> OBJECTIVE
Each line of the listing must be transcribed exactly, except for the images, which should be excluded.
··· SUPPLIED ENTRIES
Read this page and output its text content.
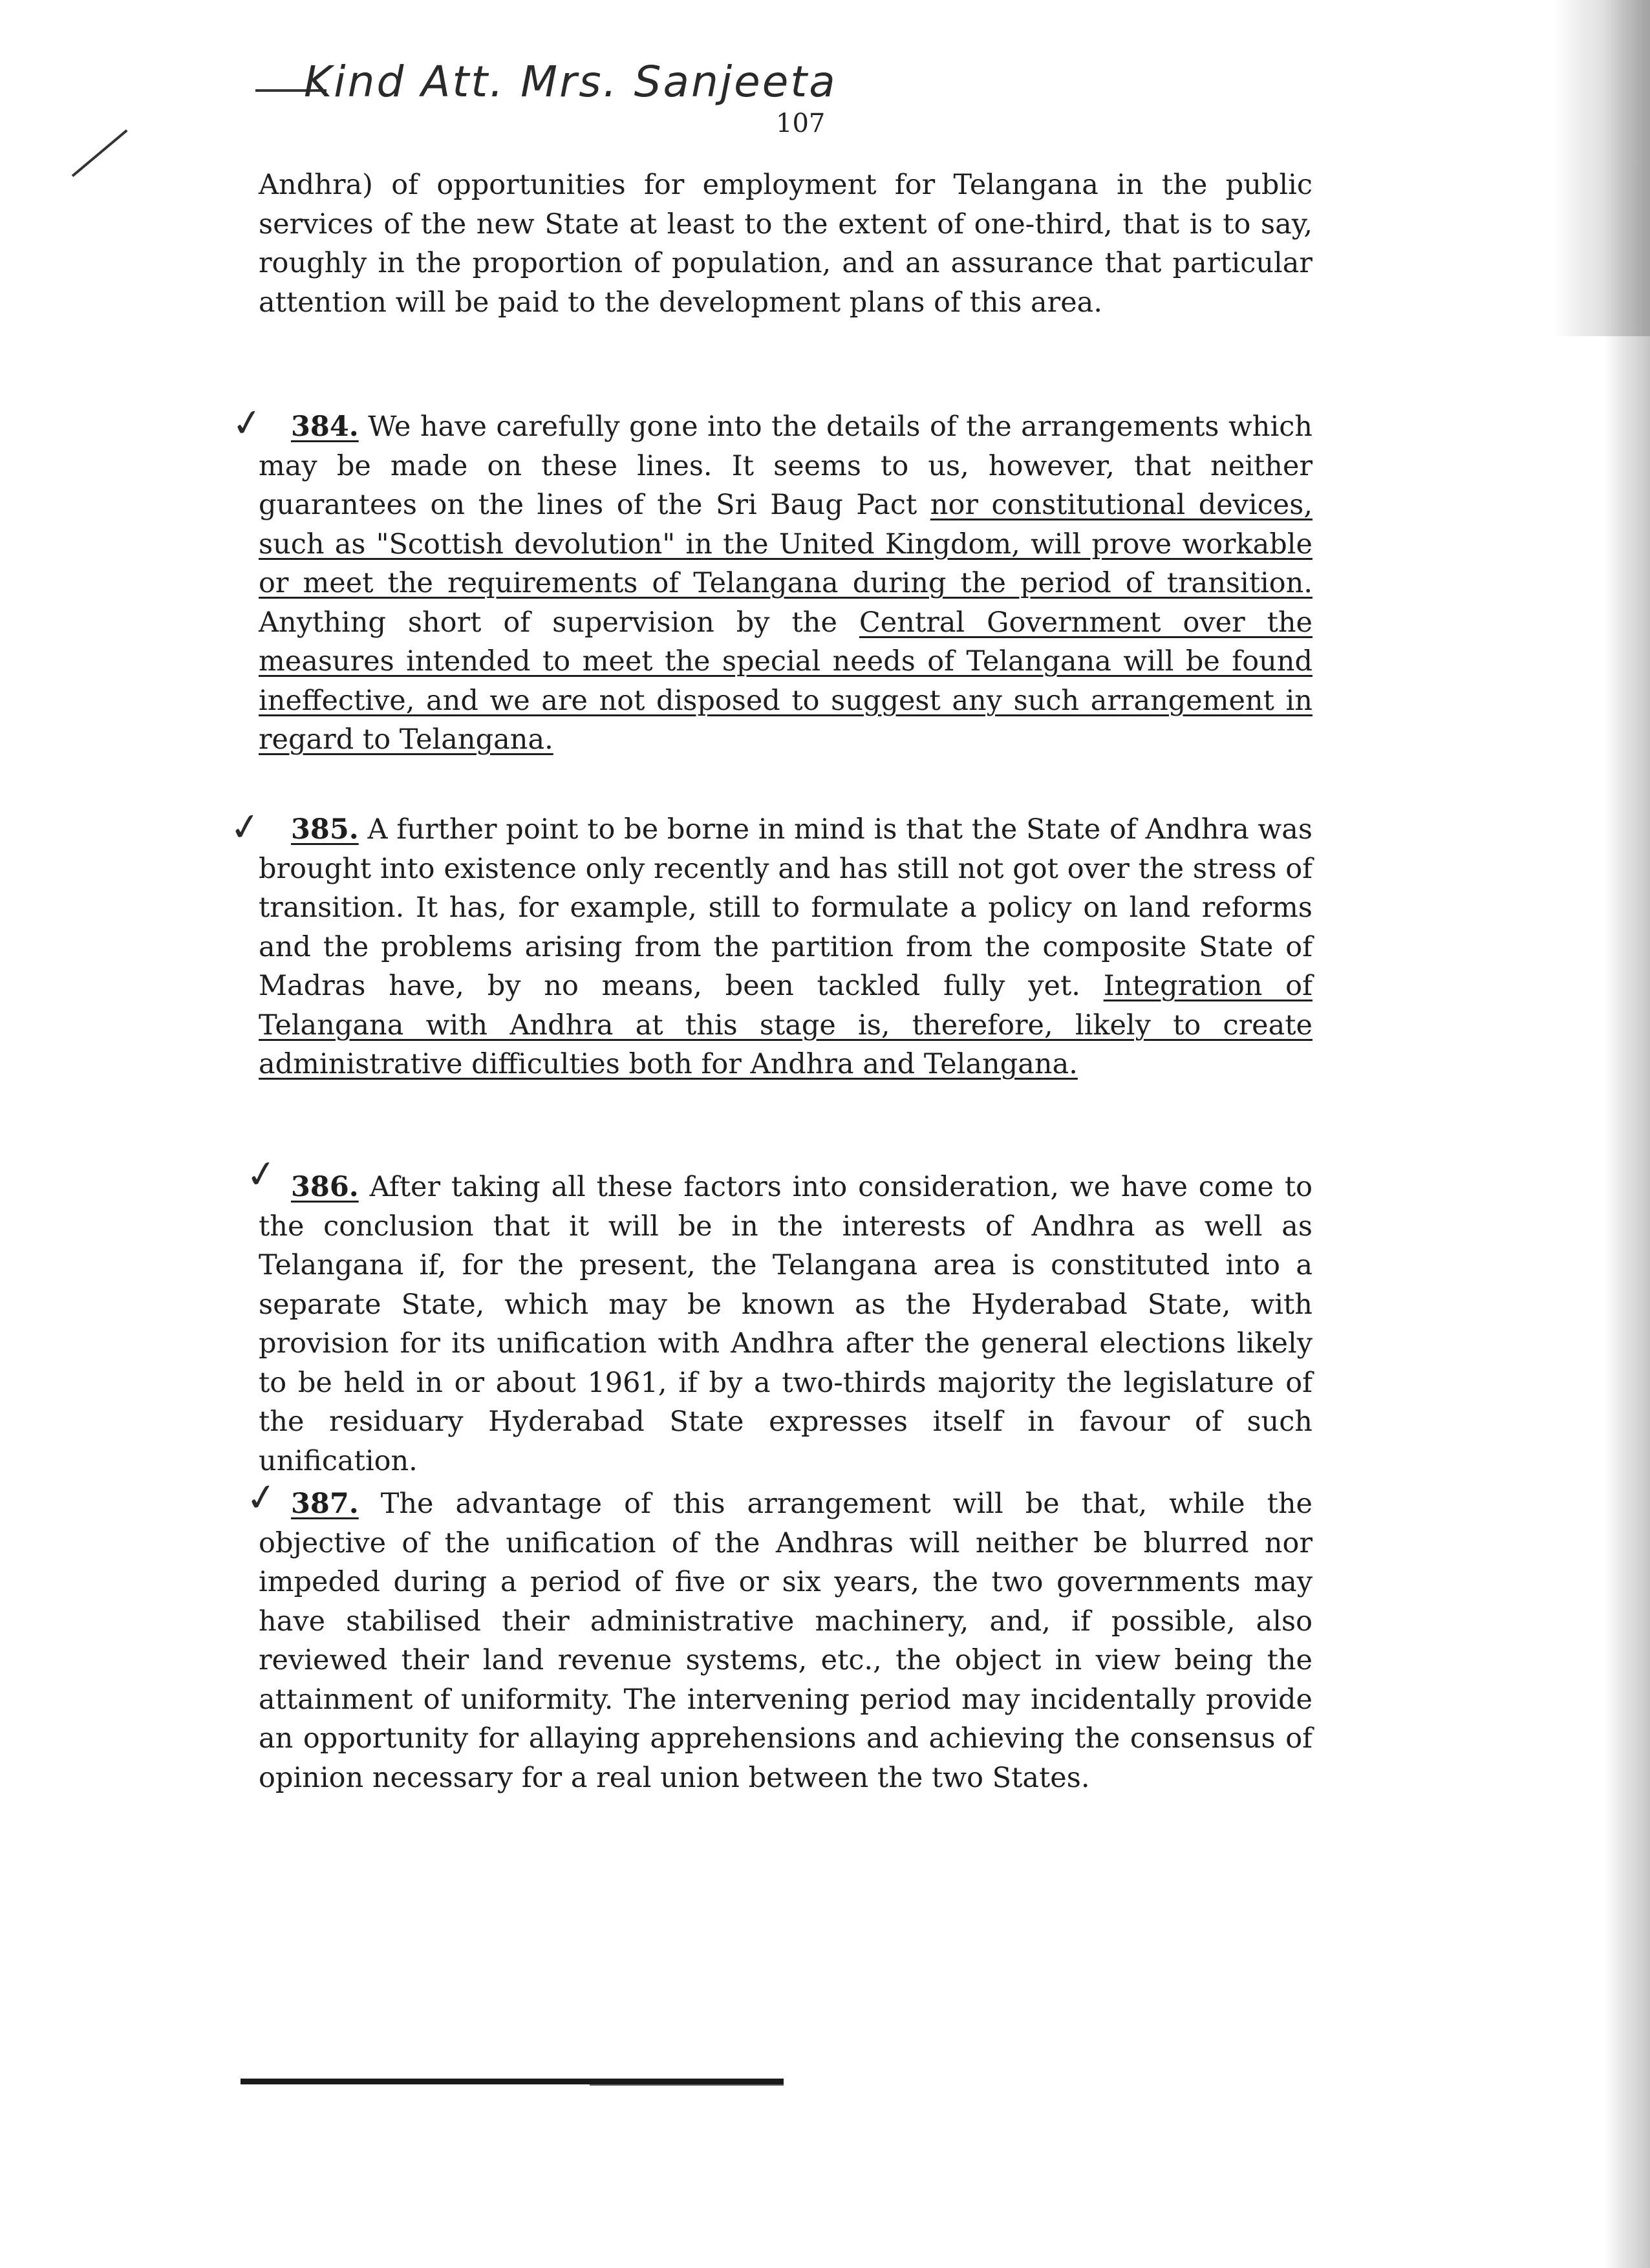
Kind Att. Mrs. Sanjeeta
107
Andhra) of opportunities for employment for Telangana in the public services of the new State at least to the extent of one-third, that is to say, roughly in the proportion of population, and an assurance that particular attention will be paid to the development plans of this area.
✓ 384. We have carefully gone into the details of the arrangements which may be made on these lines. It seems to us, however, that neither guarantees on the lines of the Sri Baug Pact nor constitutional devices, such as "Scottish devolution" in the United Kingdom, will prove workable or meet the requirements of Telangana during the period of transition. Anything short of supervision by the Central Government over the measures intended to meet the special needs of Telangana will be found ineffective, and we are not disposed to suggest any such arrangement in regard to Telangana.
✓ 385. A further point to be borne in mind is that the State of Andhra was brought into existence only recently and has still not got over the stress of transition. It has, for example, still to formulate a policy on land reforms and the problems arising from the partition from the composite State of Madras have, by no means, been tackled fully yet. Integration of Telangana with Andhra at this stage is, therefore, likely to create administrative difficulties both for Andhra and Telangana.
✓ 386. After taking all these factors into consideration, we have come to the conclusion that it will be in the interests of Andhra as well as Telangana if, for the present, the Telangana area is constituted into a separate State, which may be known as the Hyderabad State, with provision for its unification with Andhra after the general elections likely to be held in or about 1961, if by a two-thirds majority the legislature of the residuary Hyderabad State expresses itself in favour of such unification.
✓ 387. The advantage of this arrangement will be that, while the objective of the unification of the Andhras will neither be blurred nor impeded during a period of five or six years, the two governments may have stabilised their administrative machinery, and, if possible, also reviewed their land revenue systems, etc., the object in view being the attainment of uniformity. The intervening period may incidentally provide an opportunity for allaying apprehensions and achieving the consensus of opinion necessary for a real union between the two States.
······
> ANSWER FOR THE TASK
Read this page and output its text content.
Kind Att. Mrs. Sanjeeta
107
Andhra) of opportunities for employment for Telangana in the public services of the new State at least to the extent of one-third, that is to say, roughly in the proportion of population, and an assurance that particular attention will be paid to the development plans of this area.
✓ 384. We have carefully gone into the details of the arrangements which may be made on these lines. It seems to us, however, that neither guarantees on the lines of the Sri Baug Pact nor constitutional devices, such as "Scottish devolution" in the United Kingdom, will prove workable or meet the requirements of Telangana during the period of transition. Anything short of supervision by the Central Government over the measures intended to meet the special needs of Telangana will be found ineffective, and we are not disposed to suggest any such arrangement in regard to Telangana.
✓ 385. A further point to be borne in mind is that the State of Andhra was brought into existence only recently and has still not got over the stress of transition. It has, for example, still to formulate a policy on land reforms and the problems arising from the partition from the composite State of Madras have, by no means, been tackled fully yet. Integration of Telangana with Andhra at this stage is, therefore, likely to create administrative difficulties both for Andhra and Telangana.
✓ 386. After taking all these factors into consideration, we have come to the conclusion that it will be in the interests of Andhra as well as Telangana if, for the present, the Telangana area is constituted into a separate State, which may be known as the Hyderabad State, with provision for its unification with Andhra after the general elections likely to be held in or about 1961, if by a two-thirds majority the legislature of the residuary Hyderabad State expresses itself in favour of such unification.
✓ 387. The advantage of this arrangement will be that, while the objective of the unification of the Andhras will neither be blurred nor impeded during a period of five or six years, the two governments may have stabilised their administrative machinery, and, if possible, also reviewed their land revenue systems, etc., the object in view being the attainment of uniformity. The intervening period may incidentally provide an opportunity for allaying apprehensions and achieving the consensus of opinion necessary for a real union between the two States.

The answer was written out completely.